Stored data
◇ ◇ ◇ ◇ ◇
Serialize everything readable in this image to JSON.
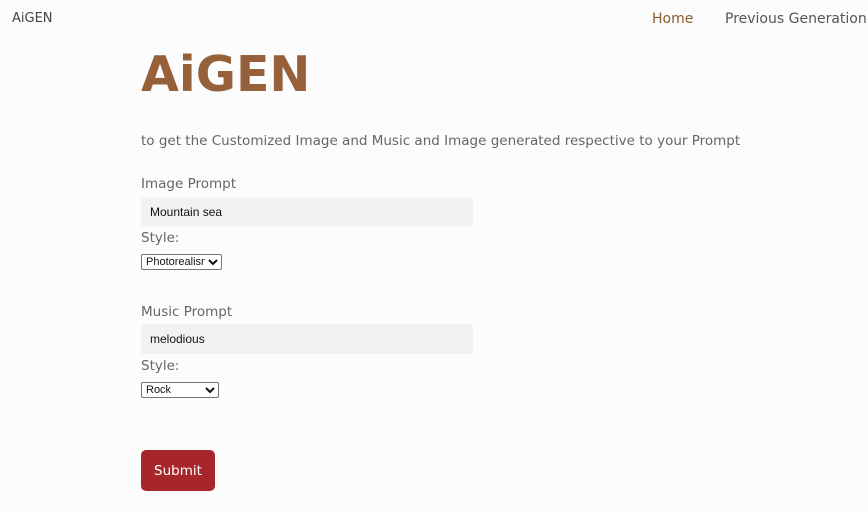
{
  "brand": "AiGEN",
  "nav": {
    "home": "Home",
    "previous": "Previous Generation"
  },
  "hero": {
    "title": "AiGEN",
    "subtitle": "to get the Customized Image and Music and Image generated respective to your Prompt"
  },
  "image_section": {
    "label": "Image Prompt",
    "value": "Mountain sea",
    "style_label": "Style:",
    "style_value": "Photorealism"
  },
  "music_section": {
    "label": "Music Prompt",
    "value": "melodious",
    "style_label": "Style:",
    "style_value": "Rock"
  },
  "submit_label": "Submit",
  "colors": {
    "brand_accent": "#95603a",
    "nav_active": "#8b5a2b",
    "submit_bg": "#a6262a",
    "input_bg": "#f2f2f2"
  }
}
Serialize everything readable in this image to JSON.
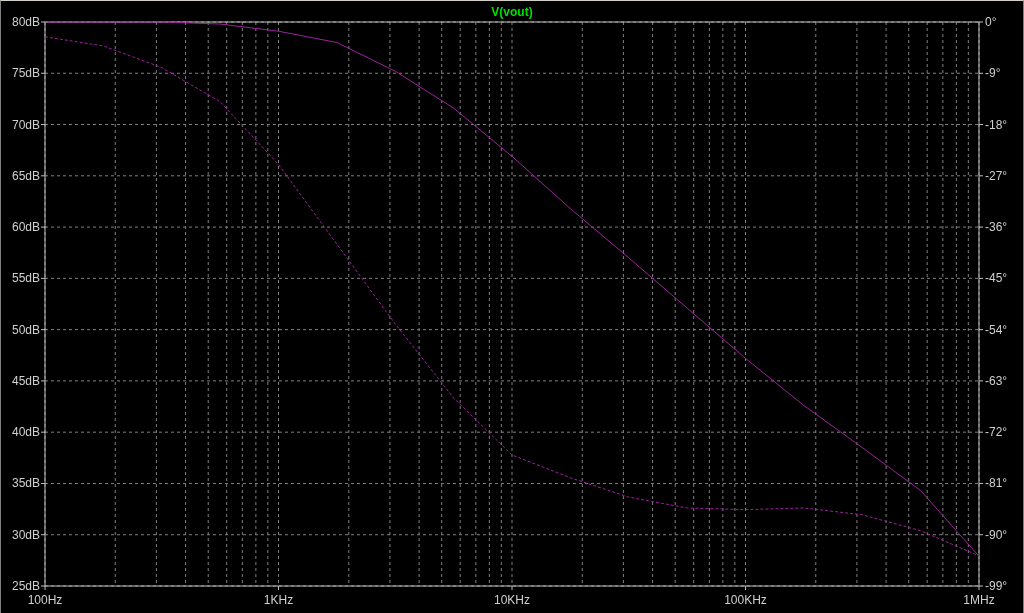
◇ ◇ ◇ ◇ ◇
- EXERCISE AIM
Repeat the data exactly, excluding the pictures.

- SOLUTION FOR THIS EXERCISE
Serialize everything readable in this image to JSON.
{
  "brand": "AiGEN",
  "nav": {
    "home": "Home",
    "previous": "Previous Generation"
  },
  "hero": {
    "title": "AiGEN",
    "subtitle": "to get the Customized Image and Music and Image generated respective to your Prompt"
  },
  "image_section": {
    "label": "Image Prompt",
    "value": "Mountain sea",
    "style_label": "Style:",
    "style_value": "Photorealism"
  },
  "music_section": {
    "label": "Music Prompt",
    "value": "melodious",
    "style_label": "Style:",
    "style_value": "Rock"
  },
  "submit_label": "Submit",
  "colors": {
    "brand_accent": "#95603a",
    "nav_active": "#8b5a2b",
    "submit_bg": "#a6262a",
    "input_bg": "#f2f2f2"
  }
}
Serialize everything readable in this image to JSON.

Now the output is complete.